▼▼▼

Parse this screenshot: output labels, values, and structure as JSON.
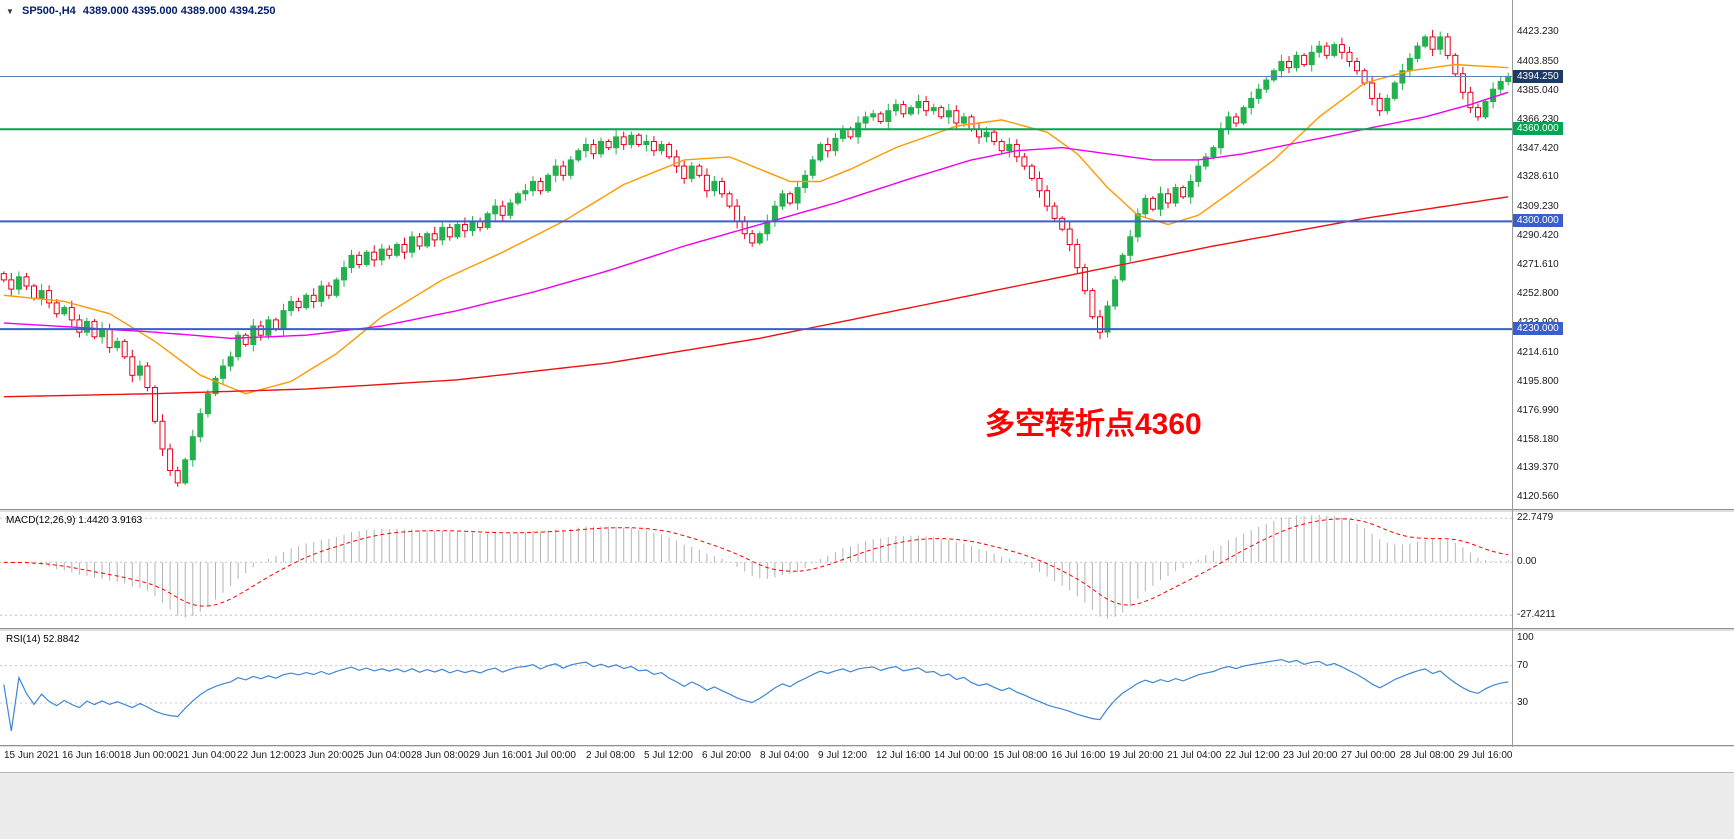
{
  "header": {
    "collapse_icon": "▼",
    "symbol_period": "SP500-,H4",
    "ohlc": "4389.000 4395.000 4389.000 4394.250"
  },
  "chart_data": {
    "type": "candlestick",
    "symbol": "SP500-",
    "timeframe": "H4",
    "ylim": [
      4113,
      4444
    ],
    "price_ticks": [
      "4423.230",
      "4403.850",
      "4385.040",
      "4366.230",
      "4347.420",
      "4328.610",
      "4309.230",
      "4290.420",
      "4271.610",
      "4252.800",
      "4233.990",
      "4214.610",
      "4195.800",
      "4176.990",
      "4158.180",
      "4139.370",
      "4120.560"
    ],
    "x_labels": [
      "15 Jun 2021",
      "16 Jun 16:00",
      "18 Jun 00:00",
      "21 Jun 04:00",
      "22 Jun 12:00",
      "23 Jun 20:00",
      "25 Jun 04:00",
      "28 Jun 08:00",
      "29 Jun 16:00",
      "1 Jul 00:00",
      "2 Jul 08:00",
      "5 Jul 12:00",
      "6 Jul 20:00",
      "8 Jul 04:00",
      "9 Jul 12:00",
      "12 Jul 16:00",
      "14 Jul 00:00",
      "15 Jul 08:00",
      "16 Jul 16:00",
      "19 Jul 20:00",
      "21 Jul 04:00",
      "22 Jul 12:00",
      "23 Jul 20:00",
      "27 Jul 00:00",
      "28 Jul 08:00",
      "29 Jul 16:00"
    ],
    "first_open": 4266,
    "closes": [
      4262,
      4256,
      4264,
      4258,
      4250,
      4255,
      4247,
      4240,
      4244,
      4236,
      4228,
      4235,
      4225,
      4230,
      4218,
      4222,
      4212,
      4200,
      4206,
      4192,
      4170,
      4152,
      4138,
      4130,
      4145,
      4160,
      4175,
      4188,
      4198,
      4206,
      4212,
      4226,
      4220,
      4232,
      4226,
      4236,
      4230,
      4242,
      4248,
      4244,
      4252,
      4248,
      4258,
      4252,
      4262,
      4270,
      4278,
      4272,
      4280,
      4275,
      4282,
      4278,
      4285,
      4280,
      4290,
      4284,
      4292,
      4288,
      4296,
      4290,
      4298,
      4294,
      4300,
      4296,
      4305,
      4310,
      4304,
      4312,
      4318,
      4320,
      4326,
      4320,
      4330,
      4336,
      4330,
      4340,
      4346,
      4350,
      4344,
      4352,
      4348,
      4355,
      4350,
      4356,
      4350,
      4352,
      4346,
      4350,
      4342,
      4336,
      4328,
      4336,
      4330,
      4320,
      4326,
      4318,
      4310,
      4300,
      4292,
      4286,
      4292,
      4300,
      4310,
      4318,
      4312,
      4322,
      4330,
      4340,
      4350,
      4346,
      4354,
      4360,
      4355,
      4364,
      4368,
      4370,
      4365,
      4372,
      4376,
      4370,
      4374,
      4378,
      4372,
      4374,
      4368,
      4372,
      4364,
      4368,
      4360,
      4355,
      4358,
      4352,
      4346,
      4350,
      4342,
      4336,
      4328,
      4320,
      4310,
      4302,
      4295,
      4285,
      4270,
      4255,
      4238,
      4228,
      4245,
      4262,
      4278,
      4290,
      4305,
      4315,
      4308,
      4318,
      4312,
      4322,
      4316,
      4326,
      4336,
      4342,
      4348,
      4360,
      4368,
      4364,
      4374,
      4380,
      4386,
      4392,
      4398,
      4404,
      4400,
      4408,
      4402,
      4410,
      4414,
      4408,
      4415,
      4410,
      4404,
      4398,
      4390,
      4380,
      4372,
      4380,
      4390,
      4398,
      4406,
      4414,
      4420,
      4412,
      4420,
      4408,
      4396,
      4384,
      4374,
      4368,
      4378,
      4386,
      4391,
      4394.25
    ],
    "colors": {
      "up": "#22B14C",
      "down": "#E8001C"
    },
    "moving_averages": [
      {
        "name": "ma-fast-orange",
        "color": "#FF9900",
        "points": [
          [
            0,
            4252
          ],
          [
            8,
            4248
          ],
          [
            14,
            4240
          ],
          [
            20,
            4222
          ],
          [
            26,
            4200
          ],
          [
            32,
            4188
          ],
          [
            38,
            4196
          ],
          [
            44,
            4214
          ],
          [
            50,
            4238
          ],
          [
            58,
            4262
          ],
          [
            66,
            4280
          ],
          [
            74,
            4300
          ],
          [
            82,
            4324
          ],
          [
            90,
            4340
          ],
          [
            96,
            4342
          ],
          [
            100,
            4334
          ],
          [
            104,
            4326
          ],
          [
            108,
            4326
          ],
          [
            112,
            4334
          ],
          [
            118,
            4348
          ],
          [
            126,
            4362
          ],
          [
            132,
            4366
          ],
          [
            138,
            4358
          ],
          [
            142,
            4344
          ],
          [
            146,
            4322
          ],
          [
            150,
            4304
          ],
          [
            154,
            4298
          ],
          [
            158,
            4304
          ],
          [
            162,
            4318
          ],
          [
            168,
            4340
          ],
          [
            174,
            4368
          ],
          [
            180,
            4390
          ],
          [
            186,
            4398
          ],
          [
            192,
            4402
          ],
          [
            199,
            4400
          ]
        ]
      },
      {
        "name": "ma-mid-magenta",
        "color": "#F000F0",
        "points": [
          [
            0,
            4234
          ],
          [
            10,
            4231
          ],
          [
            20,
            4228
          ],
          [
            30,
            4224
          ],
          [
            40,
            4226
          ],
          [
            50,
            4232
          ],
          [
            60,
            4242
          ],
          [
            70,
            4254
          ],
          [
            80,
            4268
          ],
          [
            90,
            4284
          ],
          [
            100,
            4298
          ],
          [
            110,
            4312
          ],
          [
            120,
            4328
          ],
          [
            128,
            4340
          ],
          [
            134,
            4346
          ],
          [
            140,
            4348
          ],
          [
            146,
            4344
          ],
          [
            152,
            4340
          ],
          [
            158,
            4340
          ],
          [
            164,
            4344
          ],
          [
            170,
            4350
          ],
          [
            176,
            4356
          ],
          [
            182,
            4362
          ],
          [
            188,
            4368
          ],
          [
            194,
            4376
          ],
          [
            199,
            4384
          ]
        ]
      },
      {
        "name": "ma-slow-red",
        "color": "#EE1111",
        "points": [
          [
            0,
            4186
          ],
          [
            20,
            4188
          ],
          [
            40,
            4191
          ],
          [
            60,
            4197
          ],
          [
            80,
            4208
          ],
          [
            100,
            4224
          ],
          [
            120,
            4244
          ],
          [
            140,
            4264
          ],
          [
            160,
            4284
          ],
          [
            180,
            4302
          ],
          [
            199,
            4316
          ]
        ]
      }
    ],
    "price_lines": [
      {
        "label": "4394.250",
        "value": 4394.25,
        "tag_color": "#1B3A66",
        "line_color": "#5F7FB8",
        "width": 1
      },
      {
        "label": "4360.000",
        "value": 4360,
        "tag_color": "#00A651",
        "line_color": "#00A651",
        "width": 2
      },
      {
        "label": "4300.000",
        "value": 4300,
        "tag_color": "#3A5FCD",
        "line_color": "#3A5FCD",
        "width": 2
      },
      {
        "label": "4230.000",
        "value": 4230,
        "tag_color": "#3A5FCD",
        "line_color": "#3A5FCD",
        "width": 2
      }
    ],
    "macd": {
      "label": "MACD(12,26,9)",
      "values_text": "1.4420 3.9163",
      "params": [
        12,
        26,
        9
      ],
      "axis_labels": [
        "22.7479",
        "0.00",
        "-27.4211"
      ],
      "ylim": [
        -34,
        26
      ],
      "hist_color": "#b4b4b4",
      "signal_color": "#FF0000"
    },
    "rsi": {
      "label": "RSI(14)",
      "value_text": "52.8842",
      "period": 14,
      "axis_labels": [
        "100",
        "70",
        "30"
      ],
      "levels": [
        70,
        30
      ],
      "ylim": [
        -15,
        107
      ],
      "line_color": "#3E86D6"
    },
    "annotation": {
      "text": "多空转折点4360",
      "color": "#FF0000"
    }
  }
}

▲▲▲

■ **Aim**: Identify the lines in the entries above that contain "name", then copy them out.

■ **Task response**:
        "name": "ma-fast-orange",
        "name": "ma-mid-magenta",
        "name": "ma-slow-red",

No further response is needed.